Page excerpt:
☆ ☆ ☆ ☆

Students who attend two-year colleges often arrive on campus lacking the basic skills necessary to succeed in college-level work. This is a particularly serious problem for students in Science, Mathematics, Engineering, and Technology (SMET) programs, who may have significant deficits in their mathematics backgrounds but high aspirations for their future success. Students in this situation need to build both their mathematical skills and confidence in their ability to solve challenging problems in order to succeed in the mathematics-intensive programs they have selected.

At the 1997 National Center for Research in Vocational Education (NCRVE) workshop, "Beyond Eighth Grade," industry representatives emphasized the need for "systems thinking" that enables employees to recognize complexities inherent in situations subject to multiple inputs and diverse constraints. In addition, science-based fields such as agricultural biotechnology require technicians who are able to formulate a problem in terms of relevant factors and design an experiment to determine the influence of those various factors. Yet, most developmental programs in mathematics, at both two- and four-year colleges, offer students what amounts to a replication of the high school mathematics curriculum they either studied and forgot or never studied.

We now have a chance for real and positive change. Both the National Council of Teachers of Mathematics (NCTM) Standards, published in 1989, and Crossroads in Mathematics: Standards for Introductory College Mathematics Before Calculus, published by the American Mathematical Association of Two-Year Colleges (AMATYC) in 1995, advocate an integrated approach to mathematics content. Given students' needs in developmental mathematics, the vision of the AMATYC Standards, and COMAP's experience, we are creating a one-year sequence, Developing Mathematics through Applications. We believe there are several benefits to our approach.

☆ ☆ ☆ ☆

Task requirements:
A) Answer these about the passage on developmental mathematics:
(i) What was the title of the 1997 NCRVE workshop?
(ii) Which organization published Crossroads in Mathematics, and in what year?
(iii) What is the name of the one-year sequence being created?
B) Quote the passage on developmental mathematics word for word, starting at "We now have" and ending at "to our approach.".
The data that follows has no connection to the passage on developmental mathematics.

Data lines:
☆ ☆ ☆ ☆

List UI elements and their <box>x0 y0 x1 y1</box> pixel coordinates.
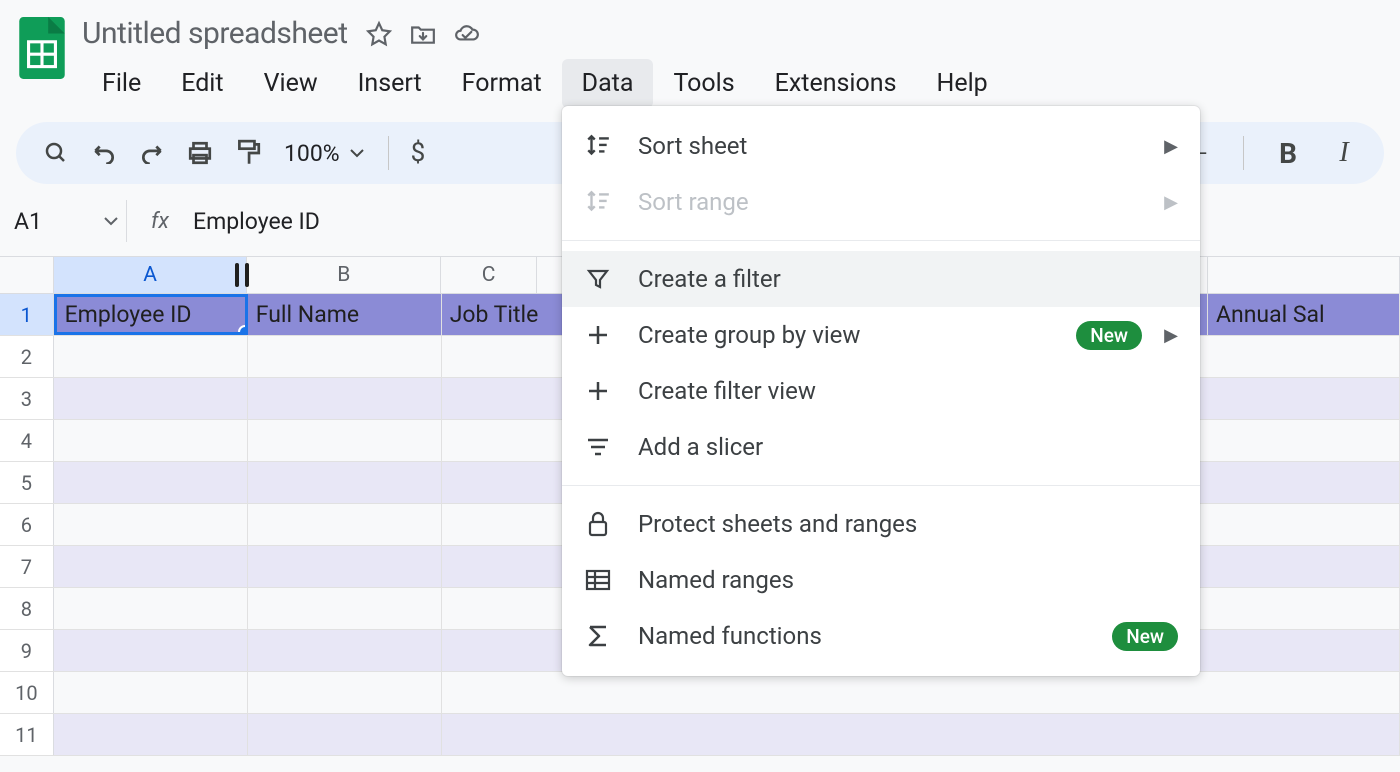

☆ ☆ ☆ ☆

Responses for each task:
A)
(i) "Beyond Eighth Grade"
(ii) The American Mathematical Association of Two-Year Colleges (AMATYC), in 1995
(iii) Developing Mathematics through Applications

B)
We now have a chance for real and positive change. Both the National Council of Teachers of Mathematics (NCTM) Standards, published in 1989, and Crossroads in Mathematics: Standards for Introductory College Mathematics Before Calculus, published by the American Mathematical Association of Two-Year Colleges (AMATYC) in 1995, advocate an integrated approach to mathematics content. Given students' needs in developmental mathematics, the vision of the AMATYC Standards, and COMAP's experience, we are creating a one-year sequence, Developing Mathematics through Applications. We believe there are several benefits to our approach.